--- Start of SUPPLIED ENTRIES ---
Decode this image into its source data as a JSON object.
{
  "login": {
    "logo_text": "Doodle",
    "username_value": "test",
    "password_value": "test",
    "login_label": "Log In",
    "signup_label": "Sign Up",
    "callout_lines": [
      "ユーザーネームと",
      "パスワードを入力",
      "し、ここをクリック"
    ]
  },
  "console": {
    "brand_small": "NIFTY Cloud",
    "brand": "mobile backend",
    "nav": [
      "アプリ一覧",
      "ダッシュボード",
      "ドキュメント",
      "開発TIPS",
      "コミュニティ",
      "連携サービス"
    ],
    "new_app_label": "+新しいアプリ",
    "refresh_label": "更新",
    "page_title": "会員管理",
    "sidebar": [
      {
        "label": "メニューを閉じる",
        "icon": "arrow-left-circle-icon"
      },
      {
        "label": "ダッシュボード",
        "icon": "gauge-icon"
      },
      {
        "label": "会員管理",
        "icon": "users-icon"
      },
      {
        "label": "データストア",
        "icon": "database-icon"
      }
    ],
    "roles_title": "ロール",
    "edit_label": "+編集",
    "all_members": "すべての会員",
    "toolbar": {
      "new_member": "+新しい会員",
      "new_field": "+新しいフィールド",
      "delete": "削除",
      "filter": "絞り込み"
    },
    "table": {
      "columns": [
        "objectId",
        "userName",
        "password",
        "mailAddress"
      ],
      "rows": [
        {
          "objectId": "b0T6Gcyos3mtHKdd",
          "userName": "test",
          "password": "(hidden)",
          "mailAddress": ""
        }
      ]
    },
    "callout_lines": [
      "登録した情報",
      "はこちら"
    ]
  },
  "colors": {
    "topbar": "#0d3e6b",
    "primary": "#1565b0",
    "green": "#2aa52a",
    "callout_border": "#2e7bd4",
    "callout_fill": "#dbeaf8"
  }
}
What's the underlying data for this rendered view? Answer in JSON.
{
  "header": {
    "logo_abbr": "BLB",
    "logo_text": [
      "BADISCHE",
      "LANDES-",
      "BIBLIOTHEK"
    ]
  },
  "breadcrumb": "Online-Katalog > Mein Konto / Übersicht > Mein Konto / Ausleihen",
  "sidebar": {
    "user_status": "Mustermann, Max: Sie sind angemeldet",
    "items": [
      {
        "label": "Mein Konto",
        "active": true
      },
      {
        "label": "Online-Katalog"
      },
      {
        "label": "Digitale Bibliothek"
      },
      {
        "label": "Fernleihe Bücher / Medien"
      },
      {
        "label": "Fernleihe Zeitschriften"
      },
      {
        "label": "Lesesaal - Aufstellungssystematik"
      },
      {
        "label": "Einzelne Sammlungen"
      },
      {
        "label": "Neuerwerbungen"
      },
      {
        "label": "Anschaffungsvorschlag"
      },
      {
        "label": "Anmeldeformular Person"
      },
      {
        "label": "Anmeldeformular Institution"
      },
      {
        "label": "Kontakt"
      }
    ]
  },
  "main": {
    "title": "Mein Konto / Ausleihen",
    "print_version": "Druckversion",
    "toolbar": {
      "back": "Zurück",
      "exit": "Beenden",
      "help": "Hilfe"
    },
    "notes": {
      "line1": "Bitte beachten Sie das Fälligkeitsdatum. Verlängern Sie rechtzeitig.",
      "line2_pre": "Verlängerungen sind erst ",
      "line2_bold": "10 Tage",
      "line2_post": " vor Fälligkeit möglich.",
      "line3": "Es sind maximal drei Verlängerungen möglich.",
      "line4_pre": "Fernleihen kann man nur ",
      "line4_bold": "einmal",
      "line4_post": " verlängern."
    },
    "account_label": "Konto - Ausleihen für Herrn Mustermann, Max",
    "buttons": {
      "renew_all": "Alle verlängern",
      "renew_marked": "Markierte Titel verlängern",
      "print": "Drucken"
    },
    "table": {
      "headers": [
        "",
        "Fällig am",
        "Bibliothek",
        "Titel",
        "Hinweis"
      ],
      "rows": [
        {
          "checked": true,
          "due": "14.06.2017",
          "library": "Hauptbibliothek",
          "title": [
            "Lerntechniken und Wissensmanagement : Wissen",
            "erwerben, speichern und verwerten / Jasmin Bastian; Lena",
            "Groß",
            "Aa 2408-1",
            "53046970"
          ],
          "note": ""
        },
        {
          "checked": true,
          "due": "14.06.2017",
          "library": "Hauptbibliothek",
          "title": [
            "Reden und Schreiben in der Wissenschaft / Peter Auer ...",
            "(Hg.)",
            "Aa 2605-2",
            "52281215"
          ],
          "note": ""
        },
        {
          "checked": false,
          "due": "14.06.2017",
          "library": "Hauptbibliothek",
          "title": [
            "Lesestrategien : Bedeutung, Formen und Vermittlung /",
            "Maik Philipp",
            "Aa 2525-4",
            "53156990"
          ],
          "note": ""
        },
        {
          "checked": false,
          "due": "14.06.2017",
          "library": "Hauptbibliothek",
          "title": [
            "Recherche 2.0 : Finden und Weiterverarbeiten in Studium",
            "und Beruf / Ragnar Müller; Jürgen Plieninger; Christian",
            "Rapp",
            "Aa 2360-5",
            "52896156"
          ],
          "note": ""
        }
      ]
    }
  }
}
--- End of SUPPLIED ENTRIES ---
- _REQUIREMENTS_: Reply with one number only: how many lines of the listing hold "test"?

- _RESULT OF THIS EXERCISE_: 3